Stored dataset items
------------

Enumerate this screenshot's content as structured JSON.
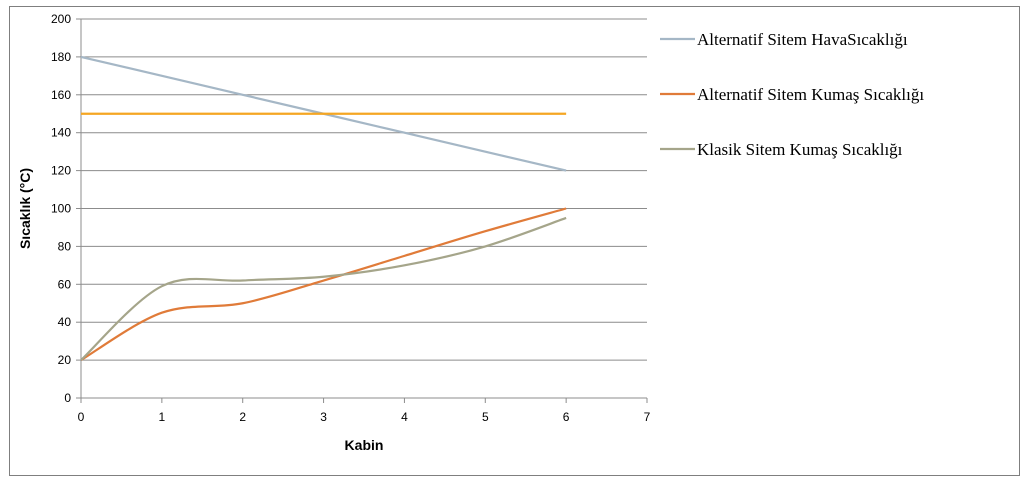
{
  "chart_data": {
    "type": "scatter",
    "title": "",
    "xlabel": "Kabin",
    "ylabel": "Sıcaklık (°C)",
    "xlim": [
      0,
      7
    ],
    "ylim": [
      0,
      200
    ],
    "x_ticks": [
      0,
      1,
      2,
      3,
      4,
      5,
      6,
      7
    ],
    "x_tick_labels": [
      "0",
      "1",
      "2",
      "3",
      "4",
      "5",
      "6",
      "7"
    ],
    "y_ticks": [
      0,
      20,
      40,
      60,
      80,
      100,
      120,
      140,
      160,
      180,
      200
    ],
    "y_tick_labels": [
      "0",
      "20",
      "40",
      "60",
      "80",
      "100",
      "120",
      "140",
      "160",
      "180",
      "200"
    ],
    "grid": "horizontal",
    "legend_position": "right",
    "series": [
      {
        "name": "Alternatif Sitem HavaSıcaklığı",
        "color": "#a5b7c6",
        "smooth": false,
        "x": [
          0,
          1,
          2,
          3,
          4,
          5,
          6
        ],
        "y": [
          180,
          170,
          160,
          150,
          140,
          130,
          120
        ]
      },
      {
        "name": "Alternatif Sitem Kumaş Sıcaklığı",
        "color": "#e07b39",
        "smooth": true,
        "x": [
          0,
          1,
          2,
          3,
          4,
          5,
          6
        ],
        "y": [
          20,
          45,
          50,
          62,
          75,
          88,
          100
        ]
      },
      {
        "name": "Klasik Sitem Kumaş Sıcaklığı",
        "color": "#a5a58a",
        "smooth": true,
        "x": [
          0,
          1,
          2,
          3,
          4,
          5,
          6
        ],
        "y": [
          20,
          59,
          62,
          64,
          70,
          80,
          95
        ]
      },
      {
        "name": "",
        "color": "#f5a623",
        "smooth": false,
        "x": [
          0,
          6
        ],
        "y": [
          150,
          150
        ]
      }
    ]
  }
}
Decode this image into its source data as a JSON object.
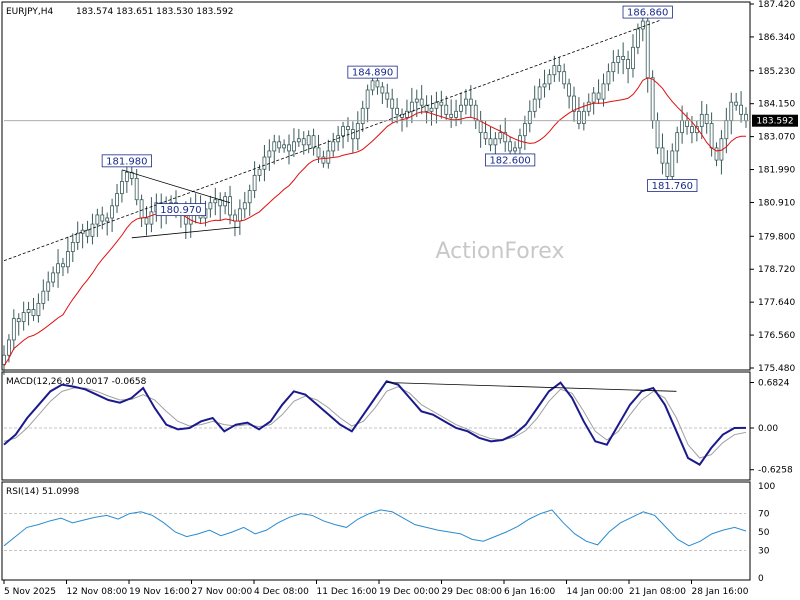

------------

▶ Problem to work on: Do not include the images; transcribe the rest of the listing exactly.

▶ The output:
Enumerate this screenshot's content as structured JSON.
{
  "chart_data": {
    "type": "scatter",
    "title": "",
    "xlabel": "Kabin",
    "ylabel": "Sıcaklık (°C)",
    "xlim": [
      0,
      7
    ],
    "ylim": [
      0,
      200
    ],
    "x_ticks": [
      0,
      1,
      2,
      3,
      4,
      5,
      6,
      7
    ],
    "x_tick_labels": [
      "0",
      "1",
      "2",
      "3",
      "4",
      "5",
      "6",
      "7"
    ],
    "y_ticks": [
      0,
      20,
      40,
      60,
      80,
      100,
      120,
      140,
      160,
      180,
      200
    ],
    "y_tick_labels": [
      "0",
      "20",
      "40",
      "60",
      "80",
      "100",
      "120",
      "140",
      "160",
      "180",
      "200"
    ],
    "grid": "horizontal",
    "legend_position": "right",
    "series": [
      {
        "name": "Alternatif Sitem HavaSıcaklığı",
        "color": "#a5b7c6",
        "smooth": false,
        "x": [
          0,
          1,
          2,
          3,
          4,
          5,
          6
        ],
        "y": [
          180,
          170,
          160,
          150,
          140,
          130,
          120
        ]
      },
      {
        "name": "Alternatif Sitem Kumaş Sıcaklığı",
        "color": "#e07b39",
        "smooth": true,
        "x": [
          0,
          1,
          2,
          3,
          4,
          5,
          6
        ],
        "y": [
          20,
          45,
          50,
          62,
          75,
          88,
          100
        ]
      },
      {
        "name": "Klasik Sitem Kumaş Sıcaklığı",
        "color": "#a5a58a",
        "smooth": true,
        "x": [
          0,
          1,
          2,
          3,
          4,
          5,
          6
        ],
        "y": [
          20,
          59,
          62,
          64,
          70,
          80,
          95
        ]
      },
      {
        "name": "",
        "color": "#f5a623",
        "smooth": false,
        "x": [
          0,
          6
        ],
        "y": [
          150,
          150
        ]
      }
    ]
  }
}
Decode this image into its source data as a JSON object.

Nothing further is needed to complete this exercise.